Given problem:
Wherever "color" appears in a line, copy that line.

Data section:

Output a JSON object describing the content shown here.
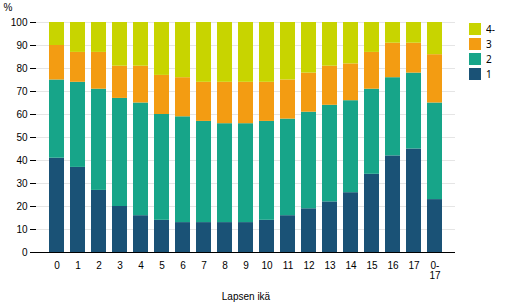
{
  "chart_data": {
    "type": "bar",
    "stacked": true,
    "categories": [
      "0",
      "1",
      "2",
      "3",
      "4",
      "5",
      "6",
      "7",
      "8",
      "9",
      "10",
      "11",
      "12",
      "13",
      "14",
      "15",
      "16",
      "17",
      "0-\n17"
    ],
    "series": [
      {
        "name": "1",
        "color": "#1a5276",
        "values": [
          41,
          37,
          27,
          20,
          16,
          14,
          13,
          13,
          13,
          13,
          14,
          16,
          19,
          22,
          26,
          34,
          42,
          45,
          23
        ]
      },
      {
        "name": "2",
        "color": "#17a589",
        "values": [
          34,
          37,
          44,
          47,
          49,
          46,
          46,
          44,
          43,
          43,
          43,
          42,
          42,
          42,
          40,
          37,
          34,
          33,
          42
        ]
      },
      {
        "name": "3",
        "color": "#f39c12",
        "values": [
          15,
          13,
          16,
          14,
          16,
          17,
          17,
          17,
          18,
          18,
          17,
          17,
          17,
          17,
          16,
          16,
          15,
          13,
          21
        ]
      },
      {
        "name": "4-",
        "color": "#c8d400",
        "values": [
          10,
          13,
          13,
          19,
          19,
          23,
          24,
          26,
          26,
          26,
          26,
          25,
          22,
          19,
          18,
          13,
          9,
          9,
          14
        ]
      }
    ],
    "xlabel": "Lapsen ikä",
    "ylabel": "%",
    "ylim": [
      0,
      100
    ],
    "yticks": [
      0,
      10,
      20,
      30,
      40,
      50,
      60,
      70,
      80,
      90,
      100
    ],
    "grid": true,
    "legend": "right"
  }
}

Answer for this exercise:
        "color": "#1a5276",
        "color": "#17a589",
        "color": "#f39c12",
        "color": "#c8d400",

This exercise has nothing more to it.